═══ RECORDS FOR THE EXERCISE
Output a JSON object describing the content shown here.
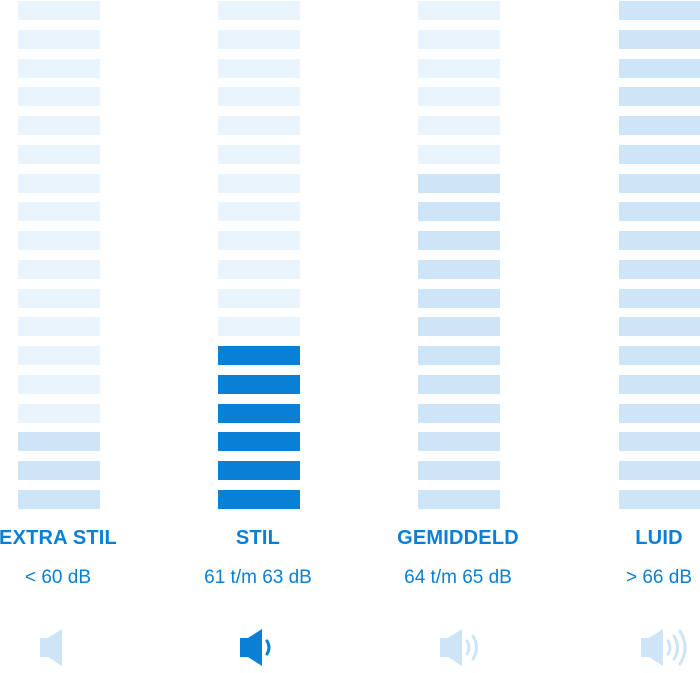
{
  "levels": [
    {
      "label": "EXTRA STIL",
      "range": "< 60 dB",
      "icon": "speaker-mute-icon",
      "waves": 0,
      "active": false,
      "mid_segments": 3
    },
    {
      "label": "STIL",
      "range": "61 t/m 63 dB",
      "icon": "speaker-one-wave-icon",
      "waves": 1,
      "active": true,
      "on_segments": 6
    },
    {
      "label": "GEMIDDELD",
      "range": "64 t/m 65 dB",
      "icon": "speaker-two-waves-icon",
      "waves": 2,
      "active": false,
      "mid_segments": 12
    },
    {
      "label": "LUID",
      "range": "> 66 dB",
      "icon": "speaker-three-waves-icon",
      "waves": 3,
      "active": false,
      "mid_segments": 18
    }
  ],
  "segments_per_meter": 18,
  "colors": {
    "accent": "#0a7fd6",
    "segment_off": "#eaf4fc",
    "segment_mid": "#cde5f7",
    "icon_inactive": "#cde5f7"
  }
}
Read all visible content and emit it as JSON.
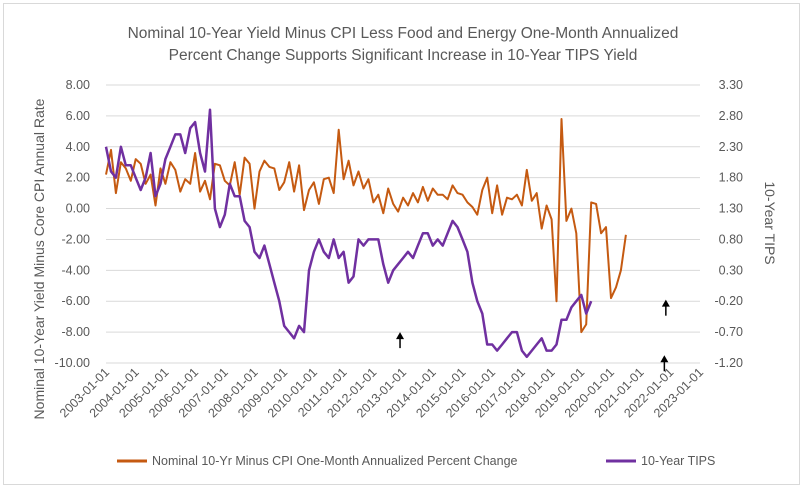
{
  "chart_data": {
    "type": "line",
    "title_line1": "Nominal 10-Year Yield Minus CPI Less Food and Energy One-Month Annualized",
    "title_line2": "Percent Change Supports Significant Increase in 10-Year TIPS Yield",
    "ylabel_left": "Nominal 10-Year Yield Minus Core CPI Annual Rate",
    "ylabel_right": "10-Year TIPS",
    "ylim_left": [
      -10,
      8
    ],
    "ylim_right": [
      -1.2,
      3.3
    ],
    "left_ticks": [
      "8.00",
      "6.00",
      "4.00",
      "2.00",
      "0.00",
      "-2.00",
      "-4.00",
      "-6.00",
      "-8.00",
      "-10.00"
    ],
    "right_ticks": [
      "3.30",
      "2.80",
      "2.30",
      "1.80",
      "1.30",
      "0.80",
      "0.30",
      "-0.20",
      "-0.70",
      "-1.20"
    ],
    "x_ticks": [
      "2003-01-01",
      "2004-01-01",
      "2005-01-01",
      "2006-01-01",
      "2007-01-01",
      "2008-01-01",
      "2009-01-01",
      "2010-01-01",
      "2011-01-01",
      "2012-01-01",
      "2013-01-01",
      "2014-01-01",
      "2015-01-01",
      "2016-01-01",
      "2017-01-01",
      "2018-01-01",
      "2019-01-01",
      "2020-01-01",
      "2021-01-01",
      "2022-01-01",
      "2023-01-01"
    ],
    "colors": {
      "series1": "#c55a11",
      "series2": "#7030a0",
      "grid": "#d9d9d9"
    },
    "grid": true,
    "legend_position": "bottom",
    "series": [
      {
        "name": "Nominal 10-Yr Minus CPI One-Month Annualized Percent Change",
        "axis": "left",
        "x_start": 2003.0,
        "x_step": 0.1667,
        "values": [
          2.2,
          3.8,
          1.0,
          3.0,
          2.6,
          1.8,
          3.2,
          2.9,
          1.6,
          2.2,
          0.2,
          2.6,
          1.6,
          3.0,
          2.5,
          1.1,
          1.9,
          1.6,
          3.6,
          1.1,
          1.8,
          0.6,
          2.9,
          2.8,
          1.8,
          1.5,
          3.0,
          0.9,
          3.3,
          2.9,
          0.0,
          2.4,
          3.1,
          2.7,
          2.6,
          1.2,
          1.7,
          3.0,
          1.1,
          2.8,
          -0.1,
          1.2,
          1.7,
          0.3,
          1.9,
          2.0,
          1.0,
          5.1,
          1.9,
          3.1,
          1.5,
          2.4,
          1.3,
          1.9,
          0.4,
          0.9,
          -0.3,
          1.3,
          0.3,
          -0.2,
          0.7,
          0.2,
          1.0,
          0.4,
          1.4,
          0.5,
          1.3,
          0.9,
          0.9,
          0.6,
          1.5,
          1.0,
          0.9,
          0.4,
          0.1,
          -0.4,
          1.2,
          2.0,
          -0.3,
          1.5,
          -0.4,
          0.7,
          0.6,
          0.9,
          0.2,
          2.5,
          0.5,
          1.0,
          -1.3,
          0.2,
          -0.7,
          -6.0,
          5.8,
          -0.8,
          0.0,
          -1.6,
          -8.0,
          -7.5,
          0.4,
          0.3,
          -1.6,
          -1.2,
          -5.8,
          -5.1,
          -4.0,
          -1.7
        ]
      },
      {
        "name": "10-Year TIPS",
        "axis": "right",
        "x_start": 2003.0,
        "x_step": 0.1667,
        "values": [
          2.3,
          1.9,
          1.8,
          2.3,
          2.0,
          2.0,
          1.8,
          1.6,
          1.8,
          2.2,
          1.5,
          1.7,
          2.1,
          2.3,
          2.5,
          2.5,
          2.2,
          2.6,
          2.7,
          2.2,
          1.9,
          2.9,
          1.3,
          1.0,
          1.2,
          1.7,
          1.5,
          1.5,
          1.1,
          1.0,
          0.6,
          0.5,
          0.7,
          0.4,
          0.1,
          -0.2,
          -0.6,
          -0.7,
          -0.8,
          -0.6,
          -0.7,
          0.3,
          0.6,
          0.8,
          0.6,
          0.5,
          0.8,
          0.5,
          0.6,
          0.1,
          0.2,
          0.8,
          0.7,
          0.8,
          0.8,
          0.8,
          0.4,
          0.1,
          0.3,
          0.4,
          0.5,
          0.6,
          0.5,
          0.7,
          0.9,
          0.9,
          0.7,
          0.8,
          0.7,
          0.9,
          1.1,
          1.0,
          0.8,
          0.6,
          0.1,
          -0.2,
          -0.4,
          -0.9,
          -0.9,
          -1.0,
          -0.9,
          -0.8,
          -0.7,
          -0.7,
          -1.0,
          -1.1,
          -1.0,
          -0.9,
          -0.8,
          -1.0,
          -1.0,
          -0.9,
          -0.5,
          -0.5,
          -0.3,
          -0.2,
          -0.1,
          -0.4,
          -0.2
        ]
      }
    ],
    "annotations": [
      {
        "type": "arrow",
        "x": 2012.9,
        "y_left": -8.0
      },
      {
        "type": "arrow",
        "x": 2021.85,
        "y_left": -5.9
      },
      {
        "type": "arrow",
        "x": 2021.8,
        "y_left": -9.5
      }
    ]
  }
}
══════
## DIRECTIVE
Copy the entries above faithfully and omit every image.

## THE RESULT
Output a JSON object describing the content shown here.
{
  "levels": [
    {
      "label": "EXTRA STIL",
      "range": "< 60 dB",
      "icon": "speaker-mute-icon",
      "waves": 0,
      "active": false,
      "mid_segments": 3
    },
    {
      "label": "STIL",
      "range": "61 t/m 63 dB",
      "icon": "speaker-one-wave-icon",
      "waves": 1,
      "active": true,
      "on_segments": 6
    },
    {
      "label": "GEMIDDELD",
      "range": "64 t/m 65 dB",
      "icon": "speaker-two-waves-icon",
      "waves": 2,
      "active": false,
      "mid_segments": 12
    },
    {
      "label": "LUID",
      "range": "> 66 dB",
      "icon": "speaker-three-waves-icon",
      "waves": 3,
      "active": false,
      "mid_segments": 18
    }
  ],
  "segments_per_meter": 18,
  "colors": {
    "accent": "#0a7fd6",
    "segment_off": "#eaf4fc",
    "segment_mid": "#cde5f7",
    "icon_inactive": "#cde5f7"
  }
}
Read all visible content and emit it as JSON.
{
  "chart_data": {
    "type": "line",
    "title_line1": "Nominal 10-Year Yield Minus CPI Less Food and Energy One-Month Annualized",
    "title_line2": "Percent Change Supports Significant Increase in 10-Year TIPS Yield",
    "ylabel_left": "Nominal 10-Year Yield Minus Core CPI Annual Rate",
    "ylabel_right": "10-Year TIPS",
    "ylim_left": [
      -10,
      8
    ],
    "ylim_right": [
      -1.2,
      3.3
    ],
    "left_ticks": [
      "8.00",
      "6.00",
      "4.00",
      "2.00",
      "0.00",
      "-2.00",
      "-4.00",
      "-6.00",
      "-8.00",
      "-10.00"
    ],
    "right_ticks": [
      "3.30",
      "2.80",
      "2.30",
      "1.80",
      "1.30",
      "0.80",
      "0.30",
      "-0.20",
      "-0.70",
      "-1.20"
    ],
    "x_ticks": [
      "2003-01-01",
      "2004-01-01",
      "2005-01-01",
      "2006-01-01",
      "2007-01-01",
      "2008-01-01",
      "2009-01-01",
      "2010-01-01",
      "2011-01-01",
      "2012-01-01",
      "2013-01-01",
      "2014-01-01",
      "2015-01-01",
      "2016-01-01",
      "2017-01-01",
      "2018-01-01",
      "2019-01-01",
      "2020-01-01",
      "2021-01-01",
      "2022-01-01",
      "2023-01-01"
    ],
    "colors": {
      "series1": "#c55a11",
      "series2": "#7030a0",
      "grid": "#d9d9d9"
    },
    "grid": true,
    "legend_position": "bottom",
    "series": [
      {
        "name": "Nominal 10-Yr Minus CPI One-Month Annualized Percent Change",
        "axis": "left",
        "x_start": 2003.0,
        "x_step": 0.1667,
        "values": [
          2.2,
          3.8,
          1.0,
          3.0,
          2.6,
          1.8,
          3.2,
          2.9,
          1.6,
          2.2,
          0.2,
          2.6,
          1.6,
          3.0,
          2.5,
          1.1,
          1.9,
          1.6,
          3.6,
          1.1,
          1.8,
          0.6,
          2.9,
          2.8,
          1.8,
          1.5,
          3.0,
          0.9,
          3.3,
          2.9,
          0.0,
          2.4,
          3.1,
          2.7,
          2.6,
          1.2,
          1.7,
          3.0,
          1.1,
          2.8,
          -0.1,
          1.2,
          1.7,
          0.3,
          1.9,
          2.0,
          1.0,
          5.1,
          1.9,
          3.1,
          1.5,
          2.4,
          1.3,
          1.9,
          0.4,
          0.9,
          -0.3,
          1.3,
          0.3,
          -0.2,
          0.7,
          0.2,
          1.0,
          0.4,
          1.4,
          0.5,
          1.3,
          0.9,
          0.9,
          0.6,
          1.5,
          1.0,
          0.9,
          0.4,
          0.1,
          -0.4,
          1.2,
          2.0,
          -0.3,
          1.5,
          -0.4,
          0.7,
          0.6,
          0.9,
          0.2,
          2.5,
          0.5,
          1.0,
          -1.3,
          0.2,
          -0.7,
          -6.0,
          5.8,
          -0.8,
          0.0,
          -1.6,
          -8.0,
          -7.5,
          0.4,
          0.3,
          -1.6,
          -1.2,
          -5.8,
          -5.1,
          -4.0,
          -1.7
        ]
      },
      {
        "name": "10-Year TIPS",
        "axis": "right",
        "x_start": 2003.0,
        "x_step": 0.1667,
        "values": [
          2.3,
          1.9,
          1.8,
          2.3,
          2.0,
          2.0,
          1.8,
          1.6,
          1.8,
          2.2,
          1.5,
          1.7,
          2.1,
          2.3,
          2.5,
          2.5,
          2.2,
          2.6,
          2.7,
          2.2,
          1.9,
          2.9,
          1.3,
          1.0,
          1.2,
          1.7,
          1.5,
          1.5,
          1.1,
          1.0,
          0.6,
          0.5,
          0.7,
          0.4,
          0.1,
          -0.2,
          -0.6,
          -0.7,
          -0.8,
          -0.6,
          -0.7,
          0.3,
          0.6,
          0.8,
          0.6,
          0.5,
          0.8,
          0.5,
          0.6,
          0.1,
          0.2,
          0.8,
          0.7,
          0.8,
          0.8,
          0.8,
          0.4,
          0.1,
          0.3,
          0.4,
          0.5,
          0.6,
          0.5,
          0.7,
          0.9,
          0.9,
          0.7,
          0.8,
          0.7,
          0.9,
          1.1,
          1.0,
          0.8,
          0.6,
          0.1,
          -0.2,
          -0.4,
          -0.9,
          -0.9,
          -1.0,
          -0.9,
          -0.8,
          -0.7,
          -0.7,
          -1.0,
          -1.1,
          -1.0,
          -0.9,
          -0.8,
          -1.0,
          -1.0,
          -0.9,
          -0.5,
          -0.5,
          -0.3,
          -0.2,
          -0.1,
          -0.4,
          -0.2
        ]
      }
    ],
    "annotations": [
      {
        "type": "arrow",
        "x": 2012.9,
        "y_left": -8.0
      },
      {
        "type": "arrow",
        "x": 2021.85,
        "y_left": -5.9
      },
      {
        "type": "arrow",
        "x": 2021.8,
        "y_left": -9.5
      }
    ]
  }
}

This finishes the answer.